§ **GIVEN EXERCISE**:
Copy out every line that contains "only".

_ _ _

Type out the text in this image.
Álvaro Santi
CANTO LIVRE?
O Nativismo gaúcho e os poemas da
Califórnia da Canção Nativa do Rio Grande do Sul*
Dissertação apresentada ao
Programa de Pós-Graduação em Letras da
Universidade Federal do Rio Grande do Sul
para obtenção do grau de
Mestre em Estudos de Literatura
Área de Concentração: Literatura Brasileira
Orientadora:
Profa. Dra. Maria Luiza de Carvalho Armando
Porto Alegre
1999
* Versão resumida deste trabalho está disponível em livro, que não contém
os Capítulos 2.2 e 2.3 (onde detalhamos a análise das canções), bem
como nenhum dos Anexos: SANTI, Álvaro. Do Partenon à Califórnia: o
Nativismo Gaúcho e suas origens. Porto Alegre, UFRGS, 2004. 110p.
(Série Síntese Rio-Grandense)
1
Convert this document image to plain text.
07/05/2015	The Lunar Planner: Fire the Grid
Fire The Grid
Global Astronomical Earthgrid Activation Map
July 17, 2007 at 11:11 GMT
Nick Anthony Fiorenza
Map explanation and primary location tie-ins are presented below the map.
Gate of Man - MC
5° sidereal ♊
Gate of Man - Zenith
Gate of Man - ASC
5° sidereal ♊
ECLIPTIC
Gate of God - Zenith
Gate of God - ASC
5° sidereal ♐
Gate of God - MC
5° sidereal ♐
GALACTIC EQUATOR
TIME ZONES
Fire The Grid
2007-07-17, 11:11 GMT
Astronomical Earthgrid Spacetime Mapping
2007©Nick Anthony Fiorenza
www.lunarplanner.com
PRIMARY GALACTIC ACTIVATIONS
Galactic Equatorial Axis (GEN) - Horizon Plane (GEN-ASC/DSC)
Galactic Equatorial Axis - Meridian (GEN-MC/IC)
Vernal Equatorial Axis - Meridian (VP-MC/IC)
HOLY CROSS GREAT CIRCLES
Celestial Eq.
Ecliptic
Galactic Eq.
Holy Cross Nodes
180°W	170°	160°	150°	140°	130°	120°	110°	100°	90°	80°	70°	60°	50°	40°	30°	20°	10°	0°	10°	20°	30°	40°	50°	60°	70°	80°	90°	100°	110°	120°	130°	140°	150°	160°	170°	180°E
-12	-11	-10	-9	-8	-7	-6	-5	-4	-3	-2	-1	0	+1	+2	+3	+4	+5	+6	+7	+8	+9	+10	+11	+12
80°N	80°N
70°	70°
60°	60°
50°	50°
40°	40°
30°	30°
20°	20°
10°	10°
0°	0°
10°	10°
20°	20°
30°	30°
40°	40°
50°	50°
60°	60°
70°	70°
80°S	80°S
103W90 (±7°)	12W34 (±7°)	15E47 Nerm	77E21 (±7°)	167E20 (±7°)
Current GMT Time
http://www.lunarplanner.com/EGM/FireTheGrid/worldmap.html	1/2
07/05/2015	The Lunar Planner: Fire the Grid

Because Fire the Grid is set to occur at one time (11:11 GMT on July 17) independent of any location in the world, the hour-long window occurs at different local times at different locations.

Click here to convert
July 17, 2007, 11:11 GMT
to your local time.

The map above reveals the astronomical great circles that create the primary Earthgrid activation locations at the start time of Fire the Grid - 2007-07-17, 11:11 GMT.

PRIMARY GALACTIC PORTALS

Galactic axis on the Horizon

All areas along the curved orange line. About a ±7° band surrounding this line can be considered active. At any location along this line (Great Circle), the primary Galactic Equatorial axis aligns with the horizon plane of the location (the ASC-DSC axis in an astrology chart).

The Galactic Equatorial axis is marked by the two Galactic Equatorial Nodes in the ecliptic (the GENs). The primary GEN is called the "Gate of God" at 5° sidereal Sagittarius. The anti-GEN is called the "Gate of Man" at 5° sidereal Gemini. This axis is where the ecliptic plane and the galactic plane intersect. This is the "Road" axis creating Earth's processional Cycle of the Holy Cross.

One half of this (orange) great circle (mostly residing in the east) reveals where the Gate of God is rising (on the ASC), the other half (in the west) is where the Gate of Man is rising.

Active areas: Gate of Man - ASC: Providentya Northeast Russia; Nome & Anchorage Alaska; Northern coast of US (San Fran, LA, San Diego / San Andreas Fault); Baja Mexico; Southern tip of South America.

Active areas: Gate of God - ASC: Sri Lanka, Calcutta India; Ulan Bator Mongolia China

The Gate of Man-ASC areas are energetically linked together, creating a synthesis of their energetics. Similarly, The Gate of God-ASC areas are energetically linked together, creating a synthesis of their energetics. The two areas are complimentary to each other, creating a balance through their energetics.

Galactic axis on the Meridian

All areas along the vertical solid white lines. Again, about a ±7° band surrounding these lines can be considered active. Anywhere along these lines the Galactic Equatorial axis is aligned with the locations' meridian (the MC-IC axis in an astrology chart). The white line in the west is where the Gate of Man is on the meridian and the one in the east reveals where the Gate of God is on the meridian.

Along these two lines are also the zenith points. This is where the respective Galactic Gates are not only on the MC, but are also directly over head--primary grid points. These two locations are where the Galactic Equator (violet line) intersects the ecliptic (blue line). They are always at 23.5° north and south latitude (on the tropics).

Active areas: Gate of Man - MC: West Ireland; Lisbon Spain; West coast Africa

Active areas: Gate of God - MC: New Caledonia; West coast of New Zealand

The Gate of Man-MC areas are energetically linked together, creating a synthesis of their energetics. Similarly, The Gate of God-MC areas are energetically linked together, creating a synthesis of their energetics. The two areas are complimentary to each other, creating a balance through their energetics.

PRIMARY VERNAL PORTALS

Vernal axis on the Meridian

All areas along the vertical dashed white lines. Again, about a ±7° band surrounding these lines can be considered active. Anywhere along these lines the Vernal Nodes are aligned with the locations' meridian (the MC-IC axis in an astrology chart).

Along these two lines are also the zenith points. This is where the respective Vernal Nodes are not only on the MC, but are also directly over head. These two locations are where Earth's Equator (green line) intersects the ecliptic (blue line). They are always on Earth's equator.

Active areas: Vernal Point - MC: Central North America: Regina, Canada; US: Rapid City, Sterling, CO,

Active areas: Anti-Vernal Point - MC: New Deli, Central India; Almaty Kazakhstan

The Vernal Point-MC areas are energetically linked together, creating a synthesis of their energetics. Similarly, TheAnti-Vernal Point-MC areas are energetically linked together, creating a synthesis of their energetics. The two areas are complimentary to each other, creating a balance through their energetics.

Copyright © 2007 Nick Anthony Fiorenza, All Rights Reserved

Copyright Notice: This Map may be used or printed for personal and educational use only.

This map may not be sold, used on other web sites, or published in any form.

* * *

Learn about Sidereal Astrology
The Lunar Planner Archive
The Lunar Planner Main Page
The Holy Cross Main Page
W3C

_ _ _

§ **EXERCISE RESPONSE**:
Along these two lines are also the zenith points. This is where the respective Galactic Gates are not only on the MC, but are also directly over head--primary grid points. These two locations are where the Galactic Equator (violet line) intersects the ecliptic (blue line). They are always at 23.5° north and south latitude (on the tropics).
Along these two lines are also the zenith points. This is where the respective Vernal Nodes are not only on the MC, but are also directly over head. These two locations are where Earth's Equator (green line) intersects the ecliptic (blue line). They are always on Earth's equator.
Copyright Notice: This Map may be used or printed for personal and educational use only.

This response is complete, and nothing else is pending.